▸ **Input rows**:
>>>>>
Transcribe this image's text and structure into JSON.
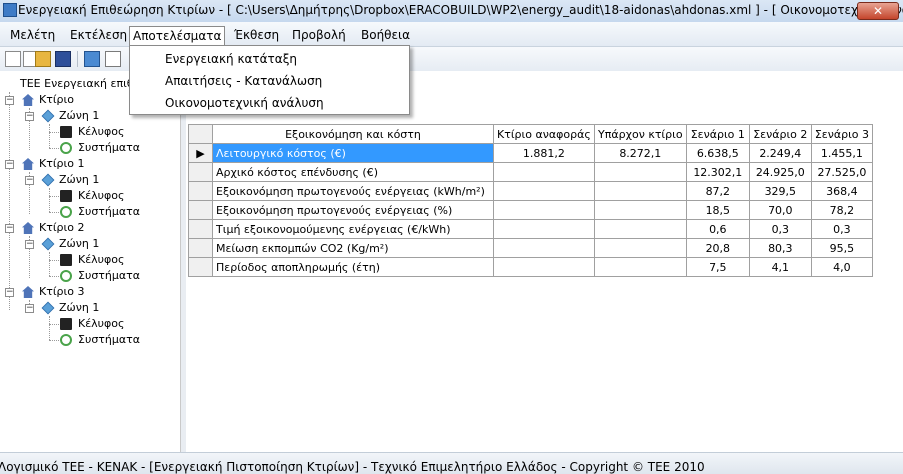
{
  "window": {
    "title": "Ενεργειακή Επιθεώρηση Κτιρίων - [ C:\\Users\\Δημήτρης\\Dropbox\\ERACOBUILD\\WP2\\energy_audit\\18-aidonas\\ahdonas.xml ] - [ Οικονομοτεχνική ανάλυση ]",
    "close_symbol": "✕"
  },
  "menu": {
    "items": [
      "Μελέτη",
      "Εκτέλεση",
      "Αποτελέσματα",
      "Έκθεση",
      "Προβολή",
      "Βοήθεια"
    ],
    "open_index": 2,
    "dropdown": [
      "Ενεργειακή κατάταξη",
      "Απαιτήσεις - Κατανάλωση",
      "Οικονομοτεχνική ανάλυση"
    ]
  },
  "toolbar": {
    "buttons": [
      "new-icon",
      "new-file-icon",
      "open-folder-icon",
      "save-icon",
      "image-icon",
      "print-preview-icon"
    ]
  },
  "tree": {
    "root": "ΤΕΕ Ενεργειακή επιθε",
    "buildings": [
      {
        "label": "Κτίριο",
        "zone": "Ζώνη 1",
        "envelope": "Κέλυφος",
        "systems": "Συστήματα"
      },
      {
        "label": "Κτίριο 1",
        "zone": "Ζώνη 1",
        "envelope": "Κέλυφος",
        "systems": "Συστήματα"
      },
      {
        "label": "Κτίριο 2",
        "zone": "Ζώνη 1",
        "envelope": "Κέλυφος",
        "systems": "Συστήματα"
      },
      {
        "label": "Κτίριο 3",
        "zone": "Ζώνη 1",
        "envelope": "Κέλυφος",
        "systems": "Συστήματα"
      }
    ]
  },
  "grid": {
    "headers": [
      "Εξοικονόμηση και κόστη",
      "Κτίριο αναφοράς",
      "Υπάρχον κτίριο",
      "Σενάριο 1",
      "Σενάριο 2",
      "Σενάριο 3"
    ],
    "rows": [
      {
        "label": "Λειτουργικό κόστος (€)",
        "values": [
          "1.881,2",
          "8.272,1",
          "6.638,5",
          "2.249,4",
          "1.455,1"
        ],
        "selected": true
      },
      {
        "label": "Αρχικό κόστος επένδυσης (€)",
        "values": [
          "",
          "",
          "12.302,1",
          "24.925,0",
          "27.525,0"
        ]
      },
      {
        "label": "Εξοικονόμηση πρωτογενούς ενέργειας (kWh/m²)",
        "values": [
          "",
          "",
          "87,2",
          "329,5",
          "368,4"
        ]
      },
      {
        "label": "Εξοικονόμηση πρωτογενούς ενέργειας (%)",
        "values": [
          "",
          "",
          "18,5",
          "70,0",
          "78,2"
        ]
      },
      {
        "label": "Τιμή εξοικονομούμενης ενέργειας (€/kWh)",
        "values": [
          "",
          "",
          "0,6",
          "0,3",
          "0,3"
        ]
      },
      {
        "label": "Μείωση εκπομπών CO2 (Kg/m²)",
        "values": [
          "",
          "",
          "20,8",
          "80,3",
          "95,5"
        ]
      },
      {
        "label": "Περίοδος αποπληρωμής (έτη)",
        "values": [
          "",
          "",
          "7,5",
          "4,1",
          "4,0"
        ]
      }
    ],
    "row_pointer": "▶"
  },
  "status": {
    "text": "Λογισμικό ΤΕΕ - ΚΕΝΑΚ  -  [Ενεργειακή Πιστοποίηση Κτιρίων]  -  Τεχνικό Επιμελητήριο Ελλάδος  -  Copyright © TEE 2010"
  },
  "colors": {
    "selection": "#3399ff",
    "title_bar": "#c6d8ee",
    "close_button": "#c4452c"
  }
}
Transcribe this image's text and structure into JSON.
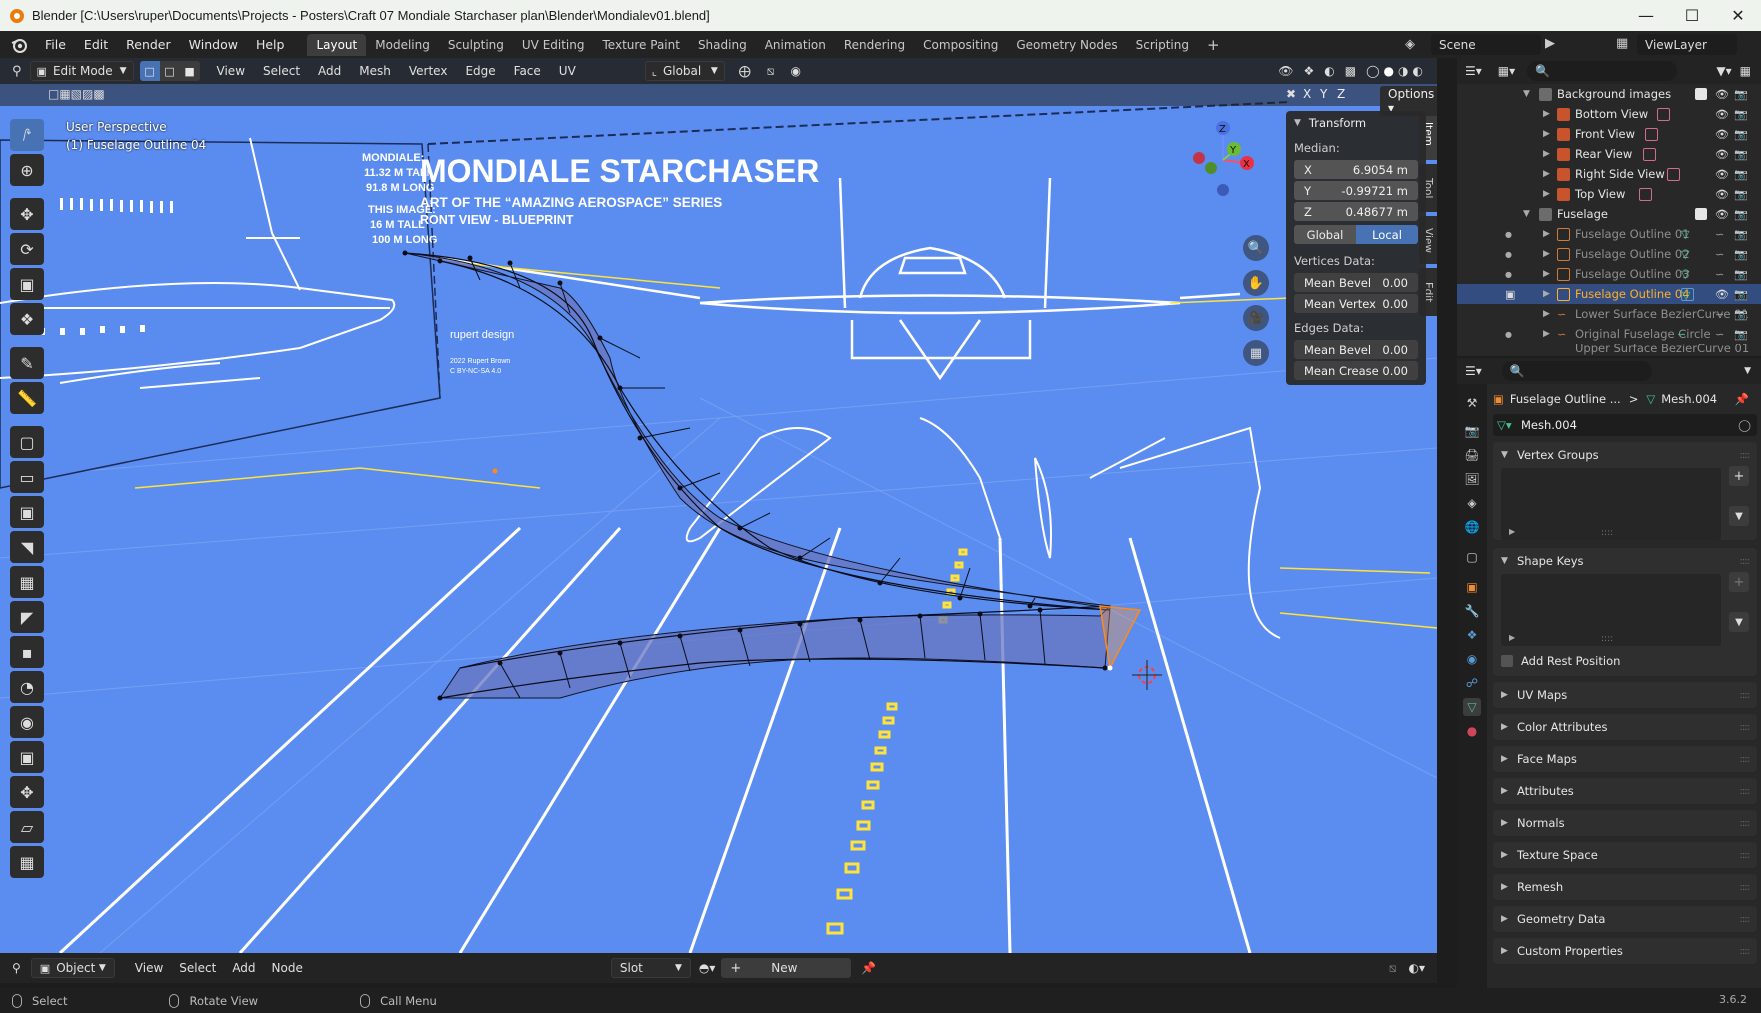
{
  "window": {
    "title": "Blender [C:\\Users\\ruper\\Documents\\Projects - Posters\\Craft 07 Mondiale Starchaser plan\\Blender\\Mondialev01.blend]"
  },
  "menu": {
    "items": [
      "File",
      "Edit",
      "Render",
      "Window",
      "Help"
    ],
    "workspaces": [
      "Layout",
      "Modeling",
      "Sculpting",
      "UV Editing",
      "Texture Paint",
      "Shading",
      "Animation",
      "Rendering",
      "Compositing",
      "Geometry Nodes",
      "Scripting"
    ],
    "active_workspace": "Layout",
    "add_tab": "+",
    "scene": "Scene",
    "view_layer": "ViewLayer"
  },
  "viewport": {
    "mode": "Edit Mode",
    "menus": [
      "View",
      "Select",
      "Add",
      "Mesh",
      "Vertex",
      "Edge",
      "Face",
      "UV"
    ],
    "orientation": "Global",
    "axes": [
      "X",
      "Y",
      "Z"
    ],
    "options_label": "Options",
    "info_line1": "User Perspective",
    "info_line2": "(1) Fuselage Outline 04",
    "gizmo_axes": [
      "Z",
      "Y",
      "X"
    ]
  },
  "blueprint": {
    "title": "MONDIALE STARCHASER",
    "subtitle1": "ART OF THE “AMAZING AEROSPACE” SERIES",
    "subtitle2": "RONT VIEW - BLUEPRINT",
    "spec_lines": [
      "MONDIALE:",
      "11.32 M TALL",
      "91.8 M LONG",
      "THIS IMAGE:",
      "16 M TALL",
      "100 M LONG"
    ],
    "brand": "rupert design",
    "copyright": "2022 Rupert Brown",
    "license": "C BY-NC-SA 4.0"
  },
  "transform_panel": {
    "header": "Transform",
    "median_label": "Median:",
    "x_label": "X",
    "x_value": "6.9054 m",
    "y_label": "Y",
    "y_value": "-0.99721 m",
    "z_label": "Z",
    "z_value": "0.48677 m",
    "global_label": "Global",
    "local_label": "Local",
    "vertices_label": "Vertices Data:",
    "mean_bevel_label": "Mean Bevel",
    "mean_bevel_value": "0.00",
    "mean_vertex_label": "Mean Vertex",
    "mean_vertex_value": "0.00",
    "edges_label": "Edges Data:",
    "edge_bevel_label": "Mean Bevel",
    "edge_bevel_value": "0.00",
    "mean_crease_label": "Mean Crease",
    "mean_crease_value": "0.00"
  },
  "side_tabs": [
    "Item",
    "Tool",
    "View",
    "Edit"
  ],
  "bottom_editor": {
    "object_label": "Object",
    "menus": [
      "View",
      "Select",
      "Add",
      "Node"
    ],
    "slot_label": "Slot",
    "new_label": "New"
  },
  "status_bar": {
    "items": [
      "Select",
      "Rotate View",
      "Call Menu"
    ],
    "version": "3.6.2"
  },
  "outliner": {
    "rows": [
      {
        "label": "Background images",
        "kind": "collection"
      },
      {
        "label": "Bottom View",
        "kind": "image"
      },
      {
        "label": "Front View",
        "kind": "image"
      },
      {
        "label": "Rear View",
        "kind": "image"
      },
      {
        "label": "Right Side View",
        "kind": "image"
      },
      {
        "label": "Top View",
        "kind": "image"
      },
      {
        "label": "Fuselage",
        "kind": "collection"
      },
      {
        "label": "Fuselage Outline 01",
        "kind": "mesh"
      },
      {
        "label": "Fuselage Outline 02",
        "kind": "mesh"
      },
      {
        "label": "Fuselage Outline 03",
        "kind": "mesh"
      },
      {
        "label": "Fuselage Outline 04",
        "kind": "mesh"
      },
      {
        "label": "Lower Surface BezierCurve 01",
        "kind": "curve"
      },
      {
        "label": "Original Fuselage Circle",
        "kind": "curve"
      },
      {
        "label": "Upper Surface BezierCurve 01",
        "kind": "curve"
      }
    ]
  },
  "properties": {
    "breadcrumb_object": "Fuselage Outline ...",
    "breadcrumb_sep": ">",
    "breadcrumb_data": "Mesh.004",
    "mesh_name": "Mesh.004",
    "panels": [
      "Vertex Groups",
      "Shape Keys",
      "UV Maps",
      "Color Attributes",
      "Face Maps",
      "Attributes",
      "Normals",
      "Texture Space",
      "Remesh",
      "Geometry Data",
      "Custom Properties"
    ],
    "add_rest_position": "Add Rest Position"
  },
  "colors": {
    "viewport_bg": "#5b8df0",
    "accent": "#4772b3",
    "selected_row": "#334d80",
    "highlight_text": "#ffaf29"
  }
}
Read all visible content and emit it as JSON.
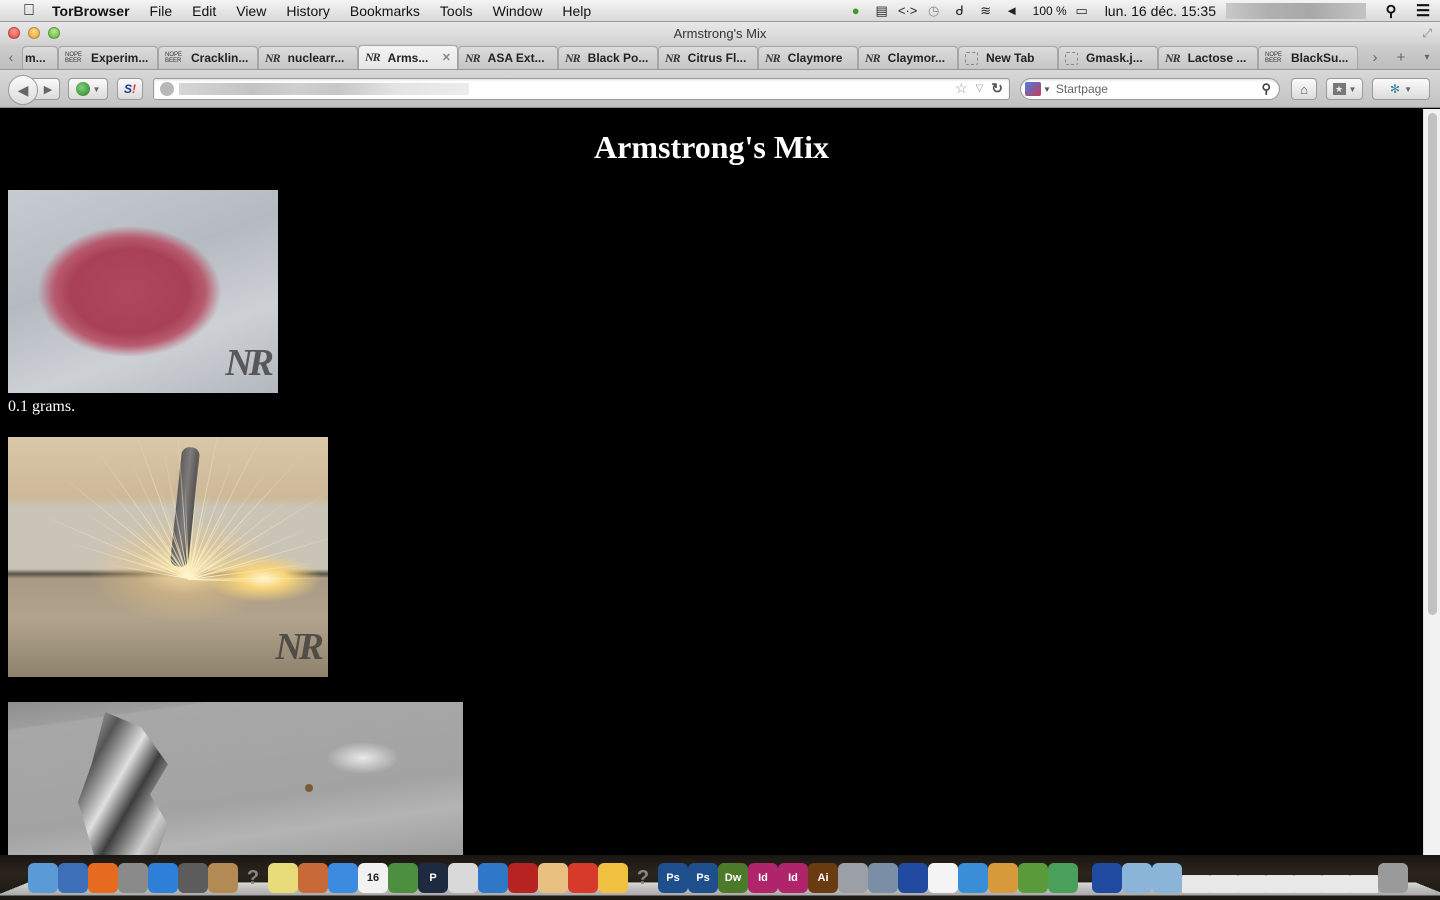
{
  "menubar": {
    "apple_icon": "apple-logo",
    "app_name": "TorBrowser",
    "items": [
      "File",
      "Edit",
      "View",
      "History",
      "Bookmarks",
      "Tools",
      "Window",
      "Help"
    ],
    "status_icons": [
      "growl-icon",
      "battery-monitor-icon",
      "code-icon",
      "time-machine-icon",
      "bluetooth-icon",
      "wifi-icon",
      "volume-icon"
    ],
    "battery_text": "100 %",
    "clock": "lun. 16 déc.  15:35"
  },
  "window": {
    "title": "Armstrong's Mix"
  },
  "tabs": [
    {
      "label": "m...",
      "favicon": "none",
      "selected": false
    },
    {
      "label": "Experim...",
      "favicon": "nope-beer",
      "selected": false
    },
    {
      "label": "Cracklin...",
      "favicon": "nope-beer",
      "selected": false
    },
    {
      "label": "nuclearr...",
      "favicon": "nr",
      "selected": false
    },
    {
      "label": "Arms...",
      "favicon": "nr",
      "selected": true
    },
    {
      "label": "ASA Ext...",
      "favicon": "nr",
      "selected": false
    },
    {
      "label": "Black Po...",
      "favicon": "nr",
      "selected": false
    },
    {
      "label": "Citrus Fl...",
      "favicon": "nr",
      "selected": false
    },
    {
      "label": "Claymore",
      "favicon": "nr",
      "selected": false
    },
    {
      "label": "Claymor...",
      "favicon": "nr",
      "selected": false
    },
    {
      "label": "New Tab",
      "favicon": "blank",
      "selected": false
    },
    {
      "label": "Gmask.j...",
      "favicon": "blank",
      "selected": false
    },
    {
      "label": "Lactose ...",
      "favicon": "nr",
      "selected": false
    },
    {
      "label": "BlackSu...",
      "favicon": "nope-beer",
      "selected": false
    }
  ],
  "favicon_text": {
    "nr": "NR",
    "nope_beer_top": "NOPE",
    "nope_beer_bottom": "BEER"
  },
  "tabstrip": {
    "scroll_left": "‹",
    "scroll_right": "›",
    "new_tab": "+",
    "list_all": "▾",
    "close_tab": "✕"
  },
  "navbar": {
    "back": "◀",
    "forward": "▶",
    "url_value": "",
    "search_placeholder": "Startpage",
    "search_value": ""
  },
  "page": {
    "heading": "Armstrong's Mix",
    "images": [
      {
        "alt": "Pile of pink-red powder on gray surface",
        "watermark": "NR"
      },
      {
        "alt": "Sparks flying from metal rod igniting on surface",
        "watermark": "NR"
      },
      {
        "alt": "Foil fragments on splattered gray surface",
        "watermark": ""
      }
    ],
    "captions": [
      "0.1 grams."
    ]
  },
  "scrollbar": {
    "position_fraction": 0.0,
    "visible_fraction": 0.68
  },
  "dock": {
    "apps": [
      "Finder",
      "Thunderbird",
      "Firefox",
      "Launchpad",
      "App Store",
      "Preview",
      "Contacts",
      "Unknown",
      "Stickies",
      "Keynote",
      "Dropbox",
      "Calendar",
      "Numbers",
      "Pandora",
      "Printer",
      "iTunes",
      "Photo Booth",
      "TextEdit",
      "Tomato",
      "Cyberduck",
      "Unknown",
      "Photoshop",
      "Photoshop",
      "Dreamweaver",
      "InDesign",
      "InDesign",
      "Illustrator",
      "Automator",
      "iPhoto",
      "Transmit",
      "Document",
      "Safari",
      "Archive Utility",
      "Tor",
      "Network",
      "Transmit",
      "Folder",
      "Folder",
      "Window",
      "Window",
      "Window",
      "Window",
      "Window",
      "Window",
      "Window",
      "Trash"
    ],
    "calendar_day": "16"
  }
}
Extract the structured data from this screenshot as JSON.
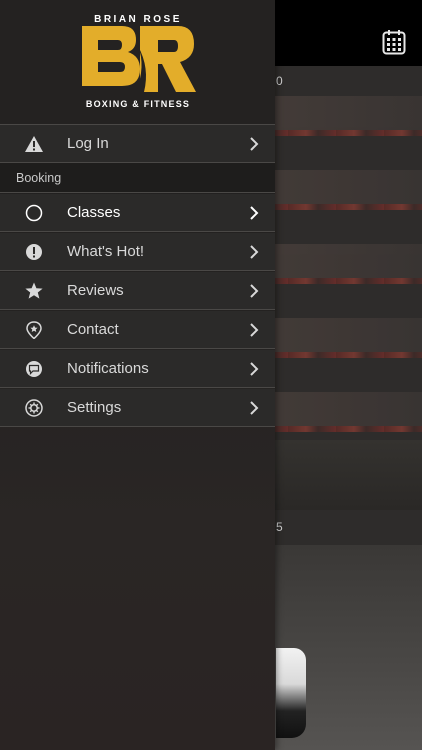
{
  "brand": {
    "name_top": "BRIAN ROSE",
    "name_bottom": "BOXING & FITNESS",
    "monogram": "BR",
    "gold_color": "#e3ad2a"
  },
  "main": {
    "date_label_1": "0",
    "date_label_2": "5",
    "calendar_icon": "calendar-icon"
  },
  "menu": {
    "login": {
      "label": "Log In",
      "icon": "warning-icon"
    },
    "section_booking": "Booking",
    "items": [
      {
        "label": "Classes",
        "icon": "circle-icon",
        "active": true
      },
      {
        "label": "What's Hot!",
        "icon": "exclamation-circle-icon",
        "active": false
      },
      {
        "label": "Reviews",
        "icon": "star-icon",
        "active": false
      },
      {
        "label": "Contact",
        "icon": "location-pin-icon",
        "active": false
      },
      {
        "label": "Notifications",
        "icon": "chat-bubble-icon",
        "active": false
      },
      {
        "label": "Settings",
        "icon": "gear-icon",
        "active": false
      }
    ]
  }
}
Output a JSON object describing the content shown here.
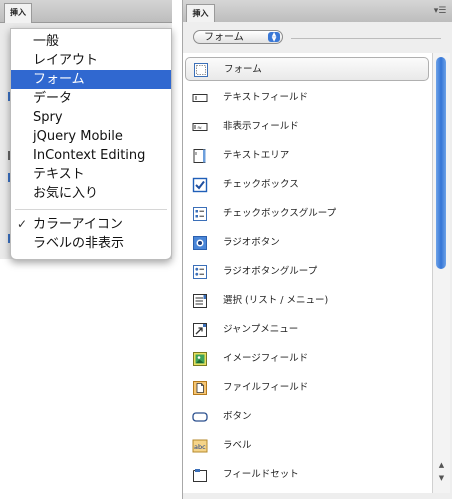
{
  "left": {
    "tab": "挿入",
    "menu": {
      "items": [
        {
          "label": "一般",
          "selected": false
        },
        {
          "label": "レイアウト",
          "selected": false
        },
        {
          "label": "フォーム",
          "selected": true
        },
        {
          "label": "データ",
          "selected": false
        },
        {
          "label": "Spry",
          "selected": false
        },
        {
          "label": "jQuery Mobile",
          "selected": false
        },
        {
          "label": "InContext Editing",
          "selected": false
        },
        {
          "label": "テキスト",
          "selected": false
        },
        {
          "label": "お気に入り",
          "selected": false
        }
      ],
      "options": [
        {
          "label": "カラーアイコン",
          "checked": true,
          "check_mark": "✓"
        },
        {
          "label": "ラベルの非表示",
          "checked": false
        }
      ]
    }
  },
  "right": {
    "tab": "挿入",
    "panel_menu_icon": "panel-options-icon",
    "category_select": {
      "value": "フォーム"
    },
    "items": [
      {
        "label": "フォーム",
        "icon": "form-icon",
        "selected": true
      },
      {
        "label": "テキストフィールド",
        "icon": "text-field-icon",
        "selected": false
      },
      {
        "label": "非表示フィールド",
        "icon": "hidden-field-icon",
        "selected": false
      },
      {
        "label": "テキストエリア",
        "icon": "textarea-icon",
        "selected": false
      },
      {
        "label": "チェックボックス",
        "icon": "checkbox-icon",
        "selected": false
      },
      {
        "label": "チェックボックスグループ",
        "icon": "checkbox-group-icon",
        "selected": false
      },
      {
        "label": "ラジオボタン",
        "icon": "radio-button-icon",
        "selected": false
      },
      {
        "label": "ラジオボタングループ",
        "icon": "radio-group-icon",
        "selected": false
      },
      {
        "label": "選択 (リスト / メニュー)",
        "icon": "select-list-icon",
        "selected": false
      },
      {
        "label": "ジャンプメニュー",
        "icon": "jump-menu-icon",
        "selected": false
      },
      {
        "label": "イメージフィールド",
        "icon": "image-field-icon",
        "selected": false
      },
      {
        "label": "ファイルフィールド",
        "icon": "file-field-icon",
        "selected": false
      },
      {
        "label": "ボタン",
        "icon": "button-icon",
        "selected": false
      },
      {
        "label": "ラベル",
        "icon": "label-icon",
        "selected": false
      },
      {
        "label": "フィールドセット",
        "icon": "fieldset-icon",
        "selected": false
      }
    ],
    "colors": {
      "accent": "#3068d0",
      "scroll": "#3576d6"
    }
  }
}
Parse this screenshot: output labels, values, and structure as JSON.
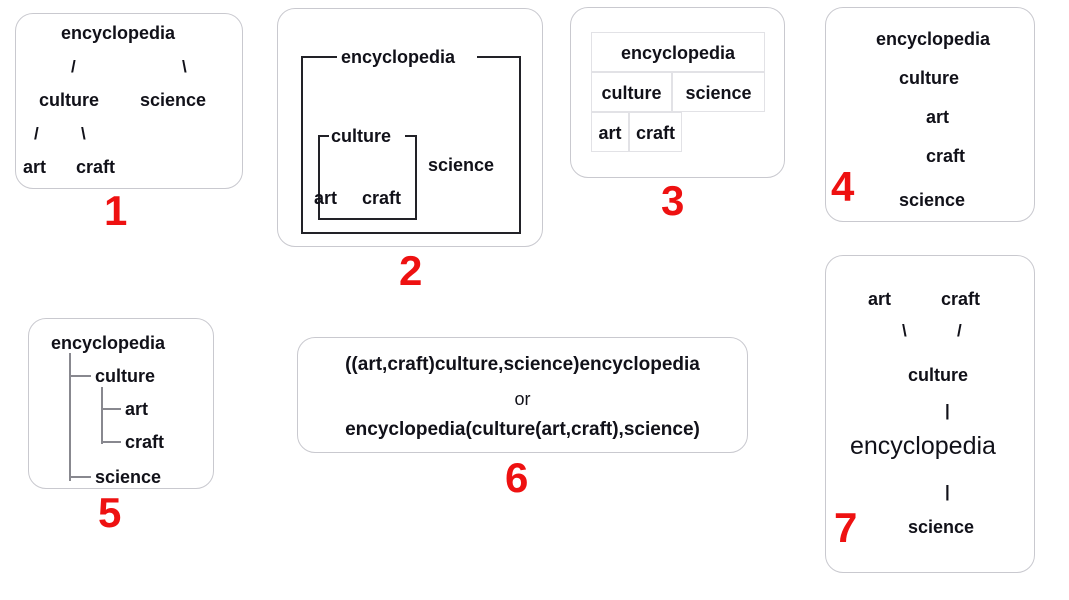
<<<<<
Find every line with the word "Global" and state how many there are, with no other words.

2